[Begin MATERIAL FOR THIS TASK]
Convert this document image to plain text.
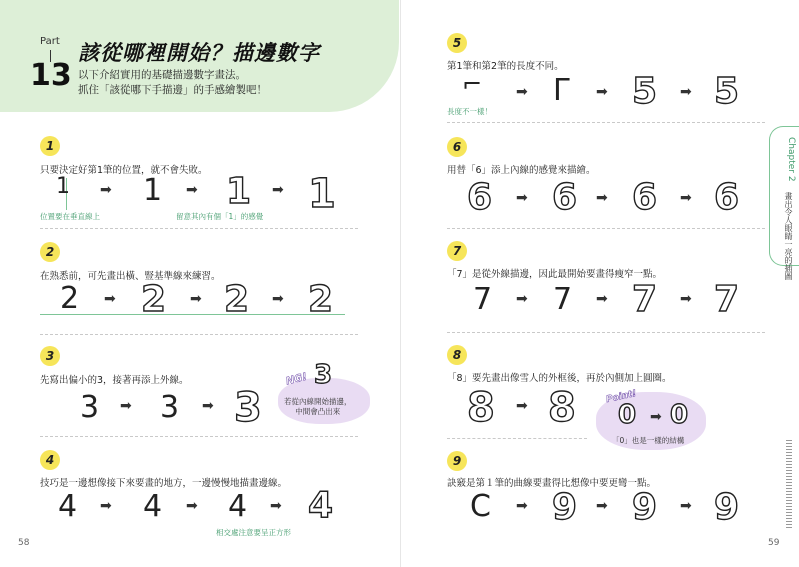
Part
13
該從哪裡開始？描邊數字
以下介紹實用的基礎描邊數字畫法。
抓住「該從哪下手描邊」的手感繪製吧！
1
只要決定好第1筆的位置，就不會失敗。
1 ➡ 1 ➡ 1 ➡ 1
位置要在垂直線上	留意其內有個「1」的感覺
2
在熟悉前，可先畫出橫、豎基準線來練習。
2 ➡ 2 ➡ 2 ➡ 2
3
先寫出偏小的3，接著再添上外線。
3 ➡ 3 ➡ 3
NG! 3
若從內線開始描邊，
中間會凸出來
4
技巧是一邊想像接下來要畫的地方，一邊慢慢地描畫邊線。
4 ➡ 4 ➡ 4 ➡ 4
相交處注意要呈正方形
58
5
第1筆和第2筆的長度不同。
⌐ ➡ Γ ➡ 5 ➡ 5
長度不一樣！
6
用替「6」添上內線的感覺來描繪。
6 ➡ 6 ➡ 6 ➡ 6
7
「7」是從外線描邊，因此最開始要畫得瘦窄一點。
7 ➡ 7 ➡ 7 ➡ 7
8
「8」要先畫出像雪人的外框後，再於內側加上圓圈。
8 ➡ 8	Point!
0 ➡ 0
「0」也是一樣的結構
9
訣竅是第１筆的曲線要畫得比想像中要更彎一點。
C ➡ 9 ➡ 9 ➡ 9
Chapter 2
畫出令人眼睛一亮的插圖
59
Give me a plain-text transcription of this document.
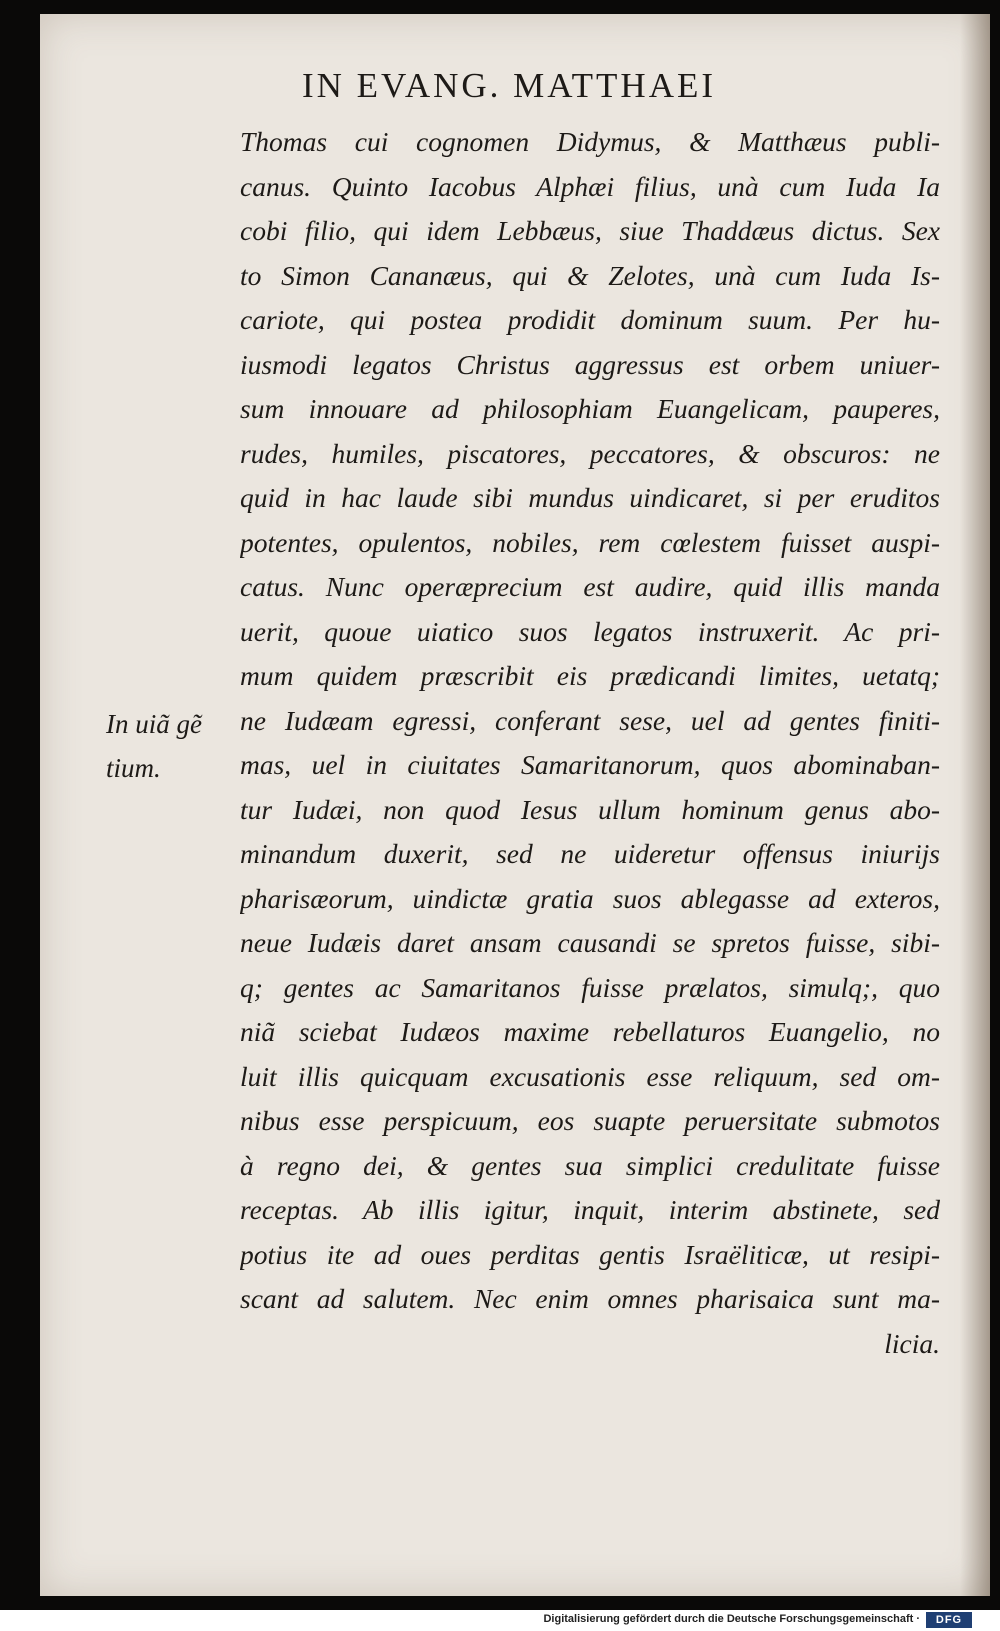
IN EVANG. MATTHAEI
Thomas cui cognomen Didymus, & Matthæus publi-
canus. Quinto Iacobus Alphæi filius, unà cum Iuda Ia
cobi filio, qui idem Lebbæus, siue Thaddæus dictus. Sex
to Simon Cananæus, qui & Zelotes, unà cum Iuda Is-
cariote, qui postea prodidit dominum suum. Per hu-
iusmodi legatos Christus aggressus est orbem uniuer-
sum innouare ad philosophiam Euangelicam, pauperes,
rudes, humiles, piscatores, peccatores, & obscuros: ne
quid in hac laude sibi mundus uindicaret, si per eruditos
potentes, opulentos, nobiles, rem cœlestem fuisset auspi-
catus. Nunc operæprecium est audire, quid illis manda
uerit, quoue uiatico suos legatos instruxerit. Ac pri-
mum quidem præscribit eis prædicandi limites, uetatq;
ne Iudæam egressi, conferant sese, uel ad gentes finiti-
mas, uel in ciuitates Samaritanorum, quos abominaban-
tur Iudæi, non quod Iesus ullum hominum genus abo-
minandum duxerit, sed ne uideretur offensus iniurijs
pharisæorum, uindictæ gratia suos ablegasse ad exteros,
neue Iudæis daret ansam causandi se spretos fuisse, sibi-
q; gentes ac Samaritanos fuisse prælatos, simulq;, quo
niã sciebat Iudæos maxime rebellaturos Euangelio, no
luit illis quicquam excusationis esse reliquum, sed om-
nibus esse perspicuum, eos suapte peruersitate submotos
à regno dei, & gentes sua simplici credulitate fuisse
receptas. Ab illis igitur, inquit, interim abstinete, sed
potius ite ad oues perditas gentis Israëliticæ, ut resipi-
scant ad salutem. Nec enim omnes pharisaica sunt ma-
licia.
In uiã gẽ
tium.
Digitalisierung gefördert durch die Deutsche Forschungsgemeinschaft ·	DFG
[End MATERIAL FOR THIS TASK]
EXERCISE AIM
Copy each line in full and exactly, omitting any picture.

COMPLETED TASK
Convert this document image to plain text.
Part
13
該從哪裡開始？描邊數字
以下介紹實用的基礎描邊數字畫法。
抓住「該從哪下手描邊」的手感繪製吧！
1
只要決定好第1筆的位置，就不會失敗。
1 ➡ 1 ➡ 1 ➡ 1
位置要在垂直線上	留意其內有個「1」的感覺
2
在熟悉前，可先畫出橫、豎基準線來練習。
2 ➡ 2 ➡ 2 ➡ 2
3
先寫出偏小的3，接著再添上外線。
3 ➡ 3 ➡ 3
NG! 3
若從內線開始描邊，
中間會凸出來
4
技巧是一邊想像接下來要畫的地方，一邊慢慢地描畫邊線。
4 ➡ 4 ➡ 4 ➡ 4
相交處注意要呈正方形
58
5
第1筆和第2筆的長度不同。
⌐ ➡ Γ ➡ 5 ➡ 5
長度不一樣！
6
用替「6」添上內線的感覺來描繪。
6 ➡ 6 ➡ 6 ➡ 6
7
「7」是從外線描邊，因此最開始要畫得瘦窄一點。
7 ➡ 7 ➡ 7 ➡ 7
8
「8」要先畫出像雪人的外框後，再於內側加上圓圈。
8 ➡ 8	Point!
0 ➡ 0
「0」也是一樣的結構
9
訣竅是第１筆的曲線要畫得比想像中要更彎一點。
C ➡ 9 ➡ 9 ➡ 9
Chapter 2
畫出令人眼睛一亮的插圖
59
Give me a plain-text transcription of this document.
IN EVANG. MATTHAEI
Thomas cui cognomen Didymus, & Matthæus publi-
canus. Quinto Iacobus Alphæi filius, unà cum Iuda Ia
cobi filio, qui idem Lebbæus, siue Thaddæus dictus. Sex
to Simon Cananæus, qui & Zelotes, unà cum Iuda Is-
cariote, qui postea prodidit dominum suum. Per hu-
iusmodi legatos Christus aggressus est orbem uniuer-
sum innouare ad philosophiam Euangelicam, pauperes,
rudes, humiles, piscatores, peccatores, & obscuros: ne
quid in hac laude sibi mundus uindicaret, si per eruditos
potentes, opulentos, nobiles, rem cœlestem fuisset auspi-
catus. Nunc operæprecium est audire, quid illis manda
uerit, quoue uiatico suos legatos instruxerit. Ac pri-
mum quidem præscribit eis prædicandi limites, uetatq;
ne Iudæam egressi, conferant sese, uel ad gentes finiti-
mas, uel in ciuitates Samaritanorum, quos abominaban-
tur Iudæi, non quod Iesus ullum hominum genus abo-
minandum duxerit, sed ne uideretur offensus iniurijs
pharisæorum, uindictæ gratia suos ablegasse ad exteros,
neue Iudæis daret ansam causandi se spretos fuisse, sibi-
q; gentes ac Samaritanos fuisse prælatos, simulq;, quo
niã sciebat Iudæos maxime rebellaturos Euangelio, no
luit illis quicquam excusationis esse reliquum, sed om-
nibus esse perspicuum, eos suapte peruersitate submotos
à regno dei, & gentes sua simplici credulitate fuisse
receptas. Ab illis igitur, inquit, interim abstinete, sed
potius ite ad oues perditas gentis Israëliticæ, ut resipi-
scant ad salutem. Nec enim omnes pharisaica sunt ma-
licia.
In uiã gẽ
tium.
Digitalisierung gefördert durch die Deutsche Forschungsgemeinschaft ·	DFG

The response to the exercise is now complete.